§ **Objective**: In how many lines of the data does the word "ylabel" appear? Give the number by itself.

§ **Data for processing**:
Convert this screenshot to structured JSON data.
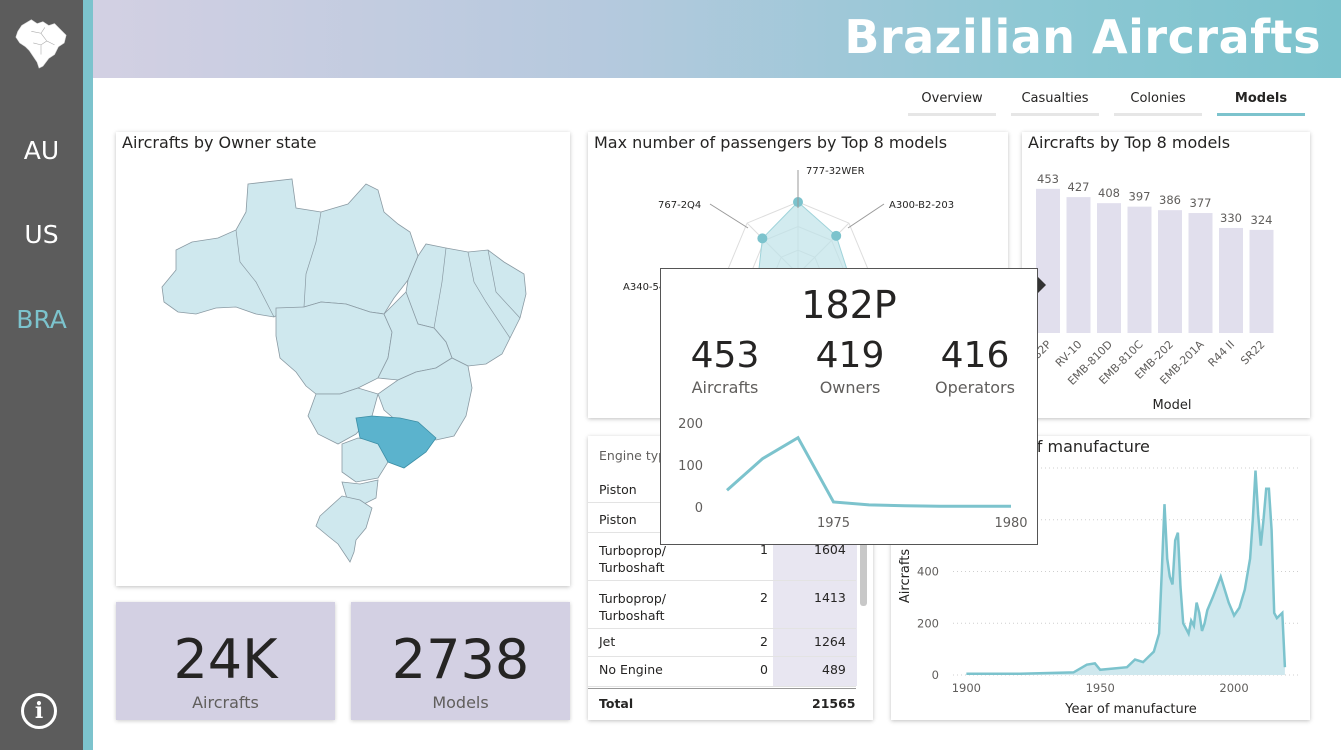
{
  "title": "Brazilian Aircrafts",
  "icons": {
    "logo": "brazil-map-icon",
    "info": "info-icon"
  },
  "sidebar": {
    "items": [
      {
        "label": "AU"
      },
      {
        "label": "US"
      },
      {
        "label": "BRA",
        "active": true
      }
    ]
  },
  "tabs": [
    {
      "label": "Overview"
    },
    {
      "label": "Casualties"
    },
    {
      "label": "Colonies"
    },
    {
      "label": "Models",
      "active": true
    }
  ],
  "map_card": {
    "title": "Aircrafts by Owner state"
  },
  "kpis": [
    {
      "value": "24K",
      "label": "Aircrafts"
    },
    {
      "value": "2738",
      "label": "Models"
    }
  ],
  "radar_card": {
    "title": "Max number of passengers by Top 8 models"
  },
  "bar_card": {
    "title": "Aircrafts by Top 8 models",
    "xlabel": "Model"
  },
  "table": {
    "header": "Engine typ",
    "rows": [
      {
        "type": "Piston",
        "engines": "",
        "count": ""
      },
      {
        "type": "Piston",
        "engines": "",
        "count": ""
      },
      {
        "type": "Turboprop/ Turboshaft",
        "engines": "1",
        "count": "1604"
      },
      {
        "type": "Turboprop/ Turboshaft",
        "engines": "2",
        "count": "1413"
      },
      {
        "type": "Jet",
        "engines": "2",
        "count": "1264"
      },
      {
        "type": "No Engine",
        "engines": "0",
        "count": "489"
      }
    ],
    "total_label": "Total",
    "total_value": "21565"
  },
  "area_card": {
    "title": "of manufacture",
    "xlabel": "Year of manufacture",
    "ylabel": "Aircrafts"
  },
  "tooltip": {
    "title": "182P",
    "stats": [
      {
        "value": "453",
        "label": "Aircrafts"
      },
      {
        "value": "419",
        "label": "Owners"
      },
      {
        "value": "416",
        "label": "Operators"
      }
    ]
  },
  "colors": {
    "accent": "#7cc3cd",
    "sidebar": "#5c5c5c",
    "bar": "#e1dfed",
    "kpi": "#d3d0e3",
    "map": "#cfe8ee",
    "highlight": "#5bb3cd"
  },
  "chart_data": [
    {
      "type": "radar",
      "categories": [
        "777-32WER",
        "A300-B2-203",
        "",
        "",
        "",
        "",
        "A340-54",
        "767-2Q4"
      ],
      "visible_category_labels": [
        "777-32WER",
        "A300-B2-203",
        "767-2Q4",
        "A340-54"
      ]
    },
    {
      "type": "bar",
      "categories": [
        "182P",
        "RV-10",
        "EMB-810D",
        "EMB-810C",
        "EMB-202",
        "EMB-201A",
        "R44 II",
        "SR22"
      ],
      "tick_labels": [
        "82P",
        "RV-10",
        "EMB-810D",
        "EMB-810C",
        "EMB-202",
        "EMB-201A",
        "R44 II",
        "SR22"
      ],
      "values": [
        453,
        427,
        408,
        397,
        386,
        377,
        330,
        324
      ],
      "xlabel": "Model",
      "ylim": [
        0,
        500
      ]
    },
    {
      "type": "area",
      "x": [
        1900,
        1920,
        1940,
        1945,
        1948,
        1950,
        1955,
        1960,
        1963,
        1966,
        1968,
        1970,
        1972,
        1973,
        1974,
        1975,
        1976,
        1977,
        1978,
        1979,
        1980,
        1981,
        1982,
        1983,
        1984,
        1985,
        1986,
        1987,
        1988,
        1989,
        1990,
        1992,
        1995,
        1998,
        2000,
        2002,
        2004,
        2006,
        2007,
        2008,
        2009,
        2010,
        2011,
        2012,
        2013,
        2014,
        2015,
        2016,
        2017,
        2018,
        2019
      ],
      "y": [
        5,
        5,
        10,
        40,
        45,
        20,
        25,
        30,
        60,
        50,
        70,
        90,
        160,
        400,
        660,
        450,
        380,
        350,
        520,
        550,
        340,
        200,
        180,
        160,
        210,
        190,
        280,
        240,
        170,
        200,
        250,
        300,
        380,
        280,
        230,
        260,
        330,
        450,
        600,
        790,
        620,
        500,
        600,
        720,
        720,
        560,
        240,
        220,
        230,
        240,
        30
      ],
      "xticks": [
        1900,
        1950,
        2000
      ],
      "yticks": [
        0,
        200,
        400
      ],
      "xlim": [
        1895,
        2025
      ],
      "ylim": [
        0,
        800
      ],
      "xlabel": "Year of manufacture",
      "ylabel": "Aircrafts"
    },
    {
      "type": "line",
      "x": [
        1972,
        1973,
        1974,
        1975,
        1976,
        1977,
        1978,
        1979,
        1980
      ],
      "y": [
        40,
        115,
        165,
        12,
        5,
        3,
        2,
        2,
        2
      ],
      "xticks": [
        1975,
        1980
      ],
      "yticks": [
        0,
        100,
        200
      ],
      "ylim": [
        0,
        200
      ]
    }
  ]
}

...

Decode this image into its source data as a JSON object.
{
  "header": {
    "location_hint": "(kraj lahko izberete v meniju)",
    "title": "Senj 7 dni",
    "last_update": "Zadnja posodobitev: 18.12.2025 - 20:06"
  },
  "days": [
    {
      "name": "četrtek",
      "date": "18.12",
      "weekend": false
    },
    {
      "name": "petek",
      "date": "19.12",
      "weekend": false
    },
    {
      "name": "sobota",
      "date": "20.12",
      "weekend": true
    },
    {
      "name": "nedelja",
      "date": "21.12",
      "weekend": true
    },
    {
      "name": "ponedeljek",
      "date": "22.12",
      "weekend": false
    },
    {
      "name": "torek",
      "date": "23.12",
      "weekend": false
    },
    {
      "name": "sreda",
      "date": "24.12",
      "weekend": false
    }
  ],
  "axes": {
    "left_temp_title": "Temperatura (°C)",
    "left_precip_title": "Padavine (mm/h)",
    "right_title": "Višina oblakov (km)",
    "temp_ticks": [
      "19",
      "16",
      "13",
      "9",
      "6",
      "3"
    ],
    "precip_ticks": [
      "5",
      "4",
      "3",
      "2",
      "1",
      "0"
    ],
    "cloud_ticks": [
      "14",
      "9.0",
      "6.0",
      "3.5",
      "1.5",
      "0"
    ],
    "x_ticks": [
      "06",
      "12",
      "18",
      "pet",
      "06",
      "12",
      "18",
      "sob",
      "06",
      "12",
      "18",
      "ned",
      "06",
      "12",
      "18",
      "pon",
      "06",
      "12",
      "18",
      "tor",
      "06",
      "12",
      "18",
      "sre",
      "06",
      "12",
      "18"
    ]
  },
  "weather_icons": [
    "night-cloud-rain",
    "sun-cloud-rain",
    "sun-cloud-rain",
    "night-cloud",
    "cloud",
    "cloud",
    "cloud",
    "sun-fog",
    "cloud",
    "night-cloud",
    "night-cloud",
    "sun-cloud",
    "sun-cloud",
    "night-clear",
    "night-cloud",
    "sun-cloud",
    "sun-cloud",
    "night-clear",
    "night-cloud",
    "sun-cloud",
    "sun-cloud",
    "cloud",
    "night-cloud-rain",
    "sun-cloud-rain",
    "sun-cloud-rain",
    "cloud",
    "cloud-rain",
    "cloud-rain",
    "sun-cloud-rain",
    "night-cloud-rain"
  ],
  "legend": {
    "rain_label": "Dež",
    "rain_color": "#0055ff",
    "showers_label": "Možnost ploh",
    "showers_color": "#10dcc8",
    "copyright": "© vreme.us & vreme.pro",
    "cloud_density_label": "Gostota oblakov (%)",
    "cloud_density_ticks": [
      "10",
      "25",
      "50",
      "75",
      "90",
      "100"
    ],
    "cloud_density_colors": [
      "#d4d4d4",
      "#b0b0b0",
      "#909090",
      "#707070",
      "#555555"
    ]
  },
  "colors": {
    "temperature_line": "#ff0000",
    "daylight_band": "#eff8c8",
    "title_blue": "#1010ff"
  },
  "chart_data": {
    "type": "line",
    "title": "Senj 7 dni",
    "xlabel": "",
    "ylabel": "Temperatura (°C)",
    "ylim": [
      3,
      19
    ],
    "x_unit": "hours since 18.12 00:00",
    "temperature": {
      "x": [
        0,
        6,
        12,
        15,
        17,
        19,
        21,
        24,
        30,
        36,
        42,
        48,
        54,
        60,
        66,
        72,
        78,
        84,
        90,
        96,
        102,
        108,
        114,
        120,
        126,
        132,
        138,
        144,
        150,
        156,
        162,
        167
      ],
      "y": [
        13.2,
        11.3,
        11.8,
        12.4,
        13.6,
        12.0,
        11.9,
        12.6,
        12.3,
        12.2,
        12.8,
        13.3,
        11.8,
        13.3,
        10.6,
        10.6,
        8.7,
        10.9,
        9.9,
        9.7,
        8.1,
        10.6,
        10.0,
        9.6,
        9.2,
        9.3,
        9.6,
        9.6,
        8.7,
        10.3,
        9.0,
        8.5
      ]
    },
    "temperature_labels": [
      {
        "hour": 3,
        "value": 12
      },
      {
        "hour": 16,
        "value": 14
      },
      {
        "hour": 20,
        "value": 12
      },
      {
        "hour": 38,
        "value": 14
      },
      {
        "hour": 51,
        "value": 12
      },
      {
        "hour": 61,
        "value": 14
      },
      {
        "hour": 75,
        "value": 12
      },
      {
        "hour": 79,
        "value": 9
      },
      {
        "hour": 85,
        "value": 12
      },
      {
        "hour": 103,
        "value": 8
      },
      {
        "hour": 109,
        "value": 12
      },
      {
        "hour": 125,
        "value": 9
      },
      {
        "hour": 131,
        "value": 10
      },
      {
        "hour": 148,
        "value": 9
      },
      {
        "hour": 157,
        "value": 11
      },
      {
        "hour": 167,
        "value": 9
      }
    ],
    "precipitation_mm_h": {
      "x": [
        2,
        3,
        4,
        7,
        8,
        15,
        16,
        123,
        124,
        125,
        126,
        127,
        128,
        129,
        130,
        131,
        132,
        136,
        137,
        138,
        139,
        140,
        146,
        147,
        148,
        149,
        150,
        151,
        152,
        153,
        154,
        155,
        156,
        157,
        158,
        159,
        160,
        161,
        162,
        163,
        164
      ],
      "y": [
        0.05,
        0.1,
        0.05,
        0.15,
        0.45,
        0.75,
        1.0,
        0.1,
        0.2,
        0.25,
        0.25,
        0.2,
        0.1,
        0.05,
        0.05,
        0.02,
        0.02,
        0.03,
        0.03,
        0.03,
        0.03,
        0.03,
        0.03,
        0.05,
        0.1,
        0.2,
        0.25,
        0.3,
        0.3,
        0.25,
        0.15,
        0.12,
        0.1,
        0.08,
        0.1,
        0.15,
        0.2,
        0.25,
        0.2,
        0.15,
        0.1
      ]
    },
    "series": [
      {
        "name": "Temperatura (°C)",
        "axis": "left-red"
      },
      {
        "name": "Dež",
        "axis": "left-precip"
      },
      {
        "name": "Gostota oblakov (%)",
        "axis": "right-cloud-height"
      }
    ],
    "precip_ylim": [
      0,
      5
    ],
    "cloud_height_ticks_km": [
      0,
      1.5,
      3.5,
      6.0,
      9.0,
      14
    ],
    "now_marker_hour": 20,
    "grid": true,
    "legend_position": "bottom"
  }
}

§ **Solved exercise**: 3